INSTRUCTION
Where does the string "color" appear in the records? Copy every line that contains it.

==== MATERIAL SUPPLIED

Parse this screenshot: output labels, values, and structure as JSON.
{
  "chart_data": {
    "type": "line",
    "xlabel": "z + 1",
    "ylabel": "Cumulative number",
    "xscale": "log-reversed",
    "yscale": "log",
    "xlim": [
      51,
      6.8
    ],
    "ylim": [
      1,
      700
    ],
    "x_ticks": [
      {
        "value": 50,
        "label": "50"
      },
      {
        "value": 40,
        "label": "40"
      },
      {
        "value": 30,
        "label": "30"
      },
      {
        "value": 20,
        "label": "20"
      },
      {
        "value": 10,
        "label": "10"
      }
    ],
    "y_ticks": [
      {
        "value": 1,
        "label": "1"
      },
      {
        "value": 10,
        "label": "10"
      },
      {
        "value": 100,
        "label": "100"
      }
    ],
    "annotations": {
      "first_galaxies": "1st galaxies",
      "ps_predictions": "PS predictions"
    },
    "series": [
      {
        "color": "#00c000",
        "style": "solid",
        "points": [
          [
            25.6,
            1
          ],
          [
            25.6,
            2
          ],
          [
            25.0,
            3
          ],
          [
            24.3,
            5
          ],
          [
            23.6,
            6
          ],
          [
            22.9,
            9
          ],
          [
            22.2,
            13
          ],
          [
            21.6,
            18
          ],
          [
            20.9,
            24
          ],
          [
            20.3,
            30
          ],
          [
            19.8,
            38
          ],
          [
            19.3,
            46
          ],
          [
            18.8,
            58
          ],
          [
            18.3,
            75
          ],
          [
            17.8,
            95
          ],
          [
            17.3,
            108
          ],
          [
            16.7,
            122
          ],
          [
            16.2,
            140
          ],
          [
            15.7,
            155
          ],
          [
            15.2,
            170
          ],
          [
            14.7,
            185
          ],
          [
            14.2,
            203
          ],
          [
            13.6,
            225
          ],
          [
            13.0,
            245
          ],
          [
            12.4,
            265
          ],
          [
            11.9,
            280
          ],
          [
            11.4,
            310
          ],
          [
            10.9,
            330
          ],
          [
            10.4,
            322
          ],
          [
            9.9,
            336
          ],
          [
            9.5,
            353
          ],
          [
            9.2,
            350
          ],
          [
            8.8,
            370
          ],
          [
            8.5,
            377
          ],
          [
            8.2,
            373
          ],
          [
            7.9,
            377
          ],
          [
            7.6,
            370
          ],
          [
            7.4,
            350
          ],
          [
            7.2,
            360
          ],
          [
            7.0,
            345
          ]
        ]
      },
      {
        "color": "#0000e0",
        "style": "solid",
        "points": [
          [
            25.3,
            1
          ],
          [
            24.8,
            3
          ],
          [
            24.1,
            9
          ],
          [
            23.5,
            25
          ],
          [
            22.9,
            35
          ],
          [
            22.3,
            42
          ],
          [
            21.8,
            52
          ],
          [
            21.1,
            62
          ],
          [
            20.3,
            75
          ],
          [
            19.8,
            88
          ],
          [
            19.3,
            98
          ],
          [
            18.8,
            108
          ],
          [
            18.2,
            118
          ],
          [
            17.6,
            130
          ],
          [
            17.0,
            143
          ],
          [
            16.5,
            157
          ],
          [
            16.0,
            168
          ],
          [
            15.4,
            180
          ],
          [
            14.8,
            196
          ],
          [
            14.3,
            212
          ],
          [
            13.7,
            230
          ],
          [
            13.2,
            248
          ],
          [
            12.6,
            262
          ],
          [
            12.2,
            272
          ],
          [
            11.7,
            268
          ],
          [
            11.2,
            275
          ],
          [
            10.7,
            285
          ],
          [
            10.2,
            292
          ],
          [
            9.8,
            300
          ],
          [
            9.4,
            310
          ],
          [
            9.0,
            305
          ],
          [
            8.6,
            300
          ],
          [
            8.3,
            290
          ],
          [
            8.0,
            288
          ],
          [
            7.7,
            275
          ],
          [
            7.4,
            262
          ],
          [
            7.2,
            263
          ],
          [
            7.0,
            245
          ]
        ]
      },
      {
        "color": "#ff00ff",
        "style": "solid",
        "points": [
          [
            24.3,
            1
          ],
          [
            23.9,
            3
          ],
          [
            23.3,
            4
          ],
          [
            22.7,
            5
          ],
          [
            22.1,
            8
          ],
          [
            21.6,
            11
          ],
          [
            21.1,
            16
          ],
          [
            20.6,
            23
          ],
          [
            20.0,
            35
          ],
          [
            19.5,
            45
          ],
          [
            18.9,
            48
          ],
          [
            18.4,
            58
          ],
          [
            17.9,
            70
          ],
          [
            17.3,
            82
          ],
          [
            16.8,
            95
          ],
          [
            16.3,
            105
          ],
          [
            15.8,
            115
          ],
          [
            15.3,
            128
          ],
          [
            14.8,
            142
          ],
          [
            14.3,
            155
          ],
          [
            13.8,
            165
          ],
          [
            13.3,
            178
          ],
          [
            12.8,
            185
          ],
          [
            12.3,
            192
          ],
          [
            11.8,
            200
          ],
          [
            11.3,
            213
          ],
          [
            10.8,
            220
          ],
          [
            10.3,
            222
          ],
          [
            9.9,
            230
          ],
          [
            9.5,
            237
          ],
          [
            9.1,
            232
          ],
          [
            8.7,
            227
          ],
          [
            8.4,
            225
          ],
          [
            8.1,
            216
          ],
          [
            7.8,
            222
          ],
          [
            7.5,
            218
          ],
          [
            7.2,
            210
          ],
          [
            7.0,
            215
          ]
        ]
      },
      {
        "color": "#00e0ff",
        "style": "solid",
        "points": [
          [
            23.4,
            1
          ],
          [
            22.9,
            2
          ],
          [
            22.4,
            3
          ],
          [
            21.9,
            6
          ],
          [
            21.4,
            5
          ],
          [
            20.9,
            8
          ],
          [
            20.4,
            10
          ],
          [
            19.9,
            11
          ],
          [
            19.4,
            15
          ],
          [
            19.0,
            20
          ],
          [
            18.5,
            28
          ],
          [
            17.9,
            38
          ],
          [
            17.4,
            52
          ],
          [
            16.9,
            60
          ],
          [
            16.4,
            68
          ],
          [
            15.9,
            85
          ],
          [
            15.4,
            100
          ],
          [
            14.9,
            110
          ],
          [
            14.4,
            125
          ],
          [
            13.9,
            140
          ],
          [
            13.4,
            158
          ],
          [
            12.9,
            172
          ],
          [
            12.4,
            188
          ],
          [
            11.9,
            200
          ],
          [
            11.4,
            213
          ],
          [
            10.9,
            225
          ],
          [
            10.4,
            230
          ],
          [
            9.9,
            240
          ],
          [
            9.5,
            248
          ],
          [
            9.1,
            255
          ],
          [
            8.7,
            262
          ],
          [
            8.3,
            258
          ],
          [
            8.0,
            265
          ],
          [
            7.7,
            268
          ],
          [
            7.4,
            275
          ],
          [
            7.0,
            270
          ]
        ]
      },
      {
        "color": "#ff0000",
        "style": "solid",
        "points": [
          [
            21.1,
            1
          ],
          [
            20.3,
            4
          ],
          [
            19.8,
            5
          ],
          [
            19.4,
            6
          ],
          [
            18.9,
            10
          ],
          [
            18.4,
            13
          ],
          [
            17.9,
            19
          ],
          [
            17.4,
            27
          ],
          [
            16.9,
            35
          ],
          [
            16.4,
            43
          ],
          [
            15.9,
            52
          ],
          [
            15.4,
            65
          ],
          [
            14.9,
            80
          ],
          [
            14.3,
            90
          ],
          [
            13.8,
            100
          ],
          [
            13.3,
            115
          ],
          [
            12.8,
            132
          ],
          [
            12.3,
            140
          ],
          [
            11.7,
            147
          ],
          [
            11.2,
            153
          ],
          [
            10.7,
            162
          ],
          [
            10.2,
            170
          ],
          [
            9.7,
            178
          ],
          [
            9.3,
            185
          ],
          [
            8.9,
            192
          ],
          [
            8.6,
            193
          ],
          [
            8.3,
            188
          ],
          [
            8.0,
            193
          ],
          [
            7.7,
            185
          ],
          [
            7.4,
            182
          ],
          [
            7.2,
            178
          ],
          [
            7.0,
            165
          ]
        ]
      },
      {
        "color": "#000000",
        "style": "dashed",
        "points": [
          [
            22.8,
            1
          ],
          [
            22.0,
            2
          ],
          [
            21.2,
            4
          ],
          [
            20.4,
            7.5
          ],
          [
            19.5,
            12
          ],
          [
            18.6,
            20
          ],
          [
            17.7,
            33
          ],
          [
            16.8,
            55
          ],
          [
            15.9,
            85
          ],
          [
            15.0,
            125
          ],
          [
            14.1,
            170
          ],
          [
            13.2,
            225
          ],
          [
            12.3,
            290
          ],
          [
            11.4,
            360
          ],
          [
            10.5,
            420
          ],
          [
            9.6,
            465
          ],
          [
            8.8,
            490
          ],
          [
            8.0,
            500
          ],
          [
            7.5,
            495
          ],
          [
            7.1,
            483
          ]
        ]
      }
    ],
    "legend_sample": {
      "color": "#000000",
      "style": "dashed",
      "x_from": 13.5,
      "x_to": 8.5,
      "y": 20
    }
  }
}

========

OUTPUT OF THE TASK
        "color": "#00c000",
        "color": "#0000e0",
        "color": "#ff00ff",
        "color": "#00e0ff",
        "color": "#ff0000",
        "color": "#000000",
      "color": "#000000",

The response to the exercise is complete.